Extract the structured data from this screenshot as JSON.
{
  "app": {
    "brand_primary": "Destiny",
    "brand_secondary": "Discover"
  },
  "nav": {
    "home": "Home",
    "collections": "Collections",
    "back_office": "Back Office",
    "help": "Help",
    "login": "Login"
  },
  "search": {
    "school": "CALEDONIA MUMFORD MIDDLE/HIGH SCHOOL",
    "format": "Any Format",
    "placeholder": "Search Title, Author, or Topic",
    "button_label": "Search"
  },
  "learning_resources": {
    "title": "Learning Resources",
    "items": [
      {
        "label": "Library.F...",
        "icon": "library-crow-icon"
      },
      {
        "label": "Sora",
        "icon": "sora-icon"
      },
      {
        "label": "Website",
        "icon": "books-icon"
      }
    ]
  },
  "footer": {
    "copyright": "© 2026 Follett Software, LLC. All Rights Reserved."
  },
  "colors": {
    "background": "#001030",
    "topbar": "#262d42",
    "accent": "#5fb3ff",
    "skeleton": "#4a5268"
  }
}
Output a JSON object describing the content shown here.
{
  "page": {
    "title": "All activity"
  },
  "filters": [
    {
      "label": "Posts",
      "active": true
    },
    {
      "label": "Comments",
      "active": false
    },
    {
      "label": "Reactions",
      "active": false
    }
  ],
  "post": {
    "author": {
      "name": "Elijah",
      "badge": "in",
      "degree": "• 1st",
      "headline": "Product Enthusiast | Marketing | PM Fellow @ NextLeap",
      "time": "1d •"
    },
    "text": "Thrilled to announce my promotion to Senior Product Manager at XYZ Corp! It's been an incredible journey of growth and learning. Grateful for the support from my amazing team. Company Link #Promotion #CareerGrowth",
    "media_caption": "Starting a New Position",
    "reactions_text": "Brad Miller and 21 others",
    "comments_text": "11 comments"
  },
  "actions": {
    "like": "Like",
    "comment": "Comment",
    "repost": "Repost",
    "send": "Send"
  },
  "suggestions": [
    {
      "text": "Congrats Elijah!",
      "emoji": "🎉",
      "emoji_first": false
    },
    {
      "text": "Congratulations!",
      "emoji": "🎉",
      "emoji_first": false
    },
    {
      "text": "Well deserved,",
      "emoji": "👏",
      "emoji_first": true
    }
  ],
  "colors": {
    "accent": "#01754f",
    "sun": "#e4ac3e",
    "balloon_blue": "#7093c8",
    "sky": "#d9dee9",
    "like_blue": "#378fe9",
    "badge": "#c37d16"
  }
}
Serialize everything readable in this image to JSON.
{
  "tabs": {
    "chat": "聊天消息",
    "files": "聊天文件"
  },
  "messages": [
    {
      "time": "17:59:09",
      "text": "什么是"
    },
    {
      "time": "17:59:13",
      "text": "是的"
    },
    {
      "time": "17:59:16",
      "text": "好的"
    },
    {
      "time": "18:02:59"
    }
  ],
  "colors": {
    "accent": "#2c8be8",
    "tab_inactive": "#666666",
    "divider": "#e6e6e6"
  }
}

-=-=-

Task to carry out:
Give the complete listing a second time, exactly as it reads.

The answer:
Extract the structured data from this screenshot as JSON.
{
  "app": {
    "brand_primary": "Destiny",
    "brand_secondary": "Discover"
  },
  "nav": {
    "home": "Home",
    "collections": "Collections",
    "back_office": "Back Office",
    "help": "Help",
    "login": "Login"
  },
  "search": {
    "school": "CALEDONIA MUMFORD MIDDLE/HIGH SCHOOL",
    "format": "Any Format",
    "placeholder": "Search Title, Author, or Topic",
    "button_label": "Search"
  },
  "learning_resources": {
    "title": "Learning Resources",
    "items": [
      {
        "label": "Library.F...",
        "icon": "library-crow-icon"
      },
      {
        "label": "Sora",
        "icon": "sora-icon"
      },
      {
        "label": "Website",
        "icon": "books-icon"
      }
    ]
  },
  "footer": {
    "copyright": "© 2026 Follett Software, LLC. All Rights Reserved."
  },
  "colors": {
    "background": "#001030",
    "topbar": "#262d42",
    "accent": "#5fb3ff",
    "skeleton": "#4a5268"
  }
}
Output a JSON object describing the content shown here.
{
  "page": {
    "title": "All activity"
  },
  "filters": [
    {
      "label": "Posts",
      "active": true
    },
    {
      "label": "Comments",
      "active": false
    },
    {
      "label": "Reactions",
      "active": false
    }
  ],
  "post": {
    "author": {
      "name": "Elijah",
      "badge": "in",
      "degree": "• 1st",
      "headline": "Product Enthusiast | Marketing | PM Fellow @ NextLeap",
      "time": "1d •"
    },
    "text": "Thrilled to announce my promotion to Senior Product Manager at XYZ Corp! It's been an incredible journey of growth and learning. Grateful for the support from my amazing team. Company Link #Promotion #CareerGrowth",
    "media_caption": "Starting a New Position",
    "reactions_text": "Brad Miller and 21 others",
    "comments_text": "11 comments"
  },
  "actions": {
    "like": "Like",
    "comment": "Comment",
    "repost": "Repost",
    "send": "Send"
  },
  "suggestions": [
    {
      "text": "Congrats Elijah!",
      "emoji": "🎉",
      "emoji_first": false
    },
    {
      "text": "Congratulations!",
      "emoji": "🎉",
      "emoji_first": false
    },
    {
      "text": "Well deserved,",
      "emoji": "👏",
      "emoji_first": true
    }
  ],
  "colors": {
    "accent": "#01754f",
    "sun": "#e4ac3e",
    "balloon_blue": "#7093c8",
    "sky": "#d9dee9",
    "like_blue": "#378fe9",
    "badge": "#c37d16"
  }
}
Serialize everything readable in this image to JSON.
{
  "tabs": {
    "chat": "聊天消息",
    "files": "聊天文件"
  },
  "messages": [
    {
      "time": "17:59:09",
      "text": "什么是"
    },
    {
      "time": "17:59:13",
      "text": "是的"
    },
    {
      "time": "17:59:16",
      "text": "好的"
    },
    {
      "time": "18:02:59"
    }
  ],
  "colors": {
    "accent": "#2c8be8",
    "tab_inactive": "#666666",
    "divider": "#e6e6e6"
  }
}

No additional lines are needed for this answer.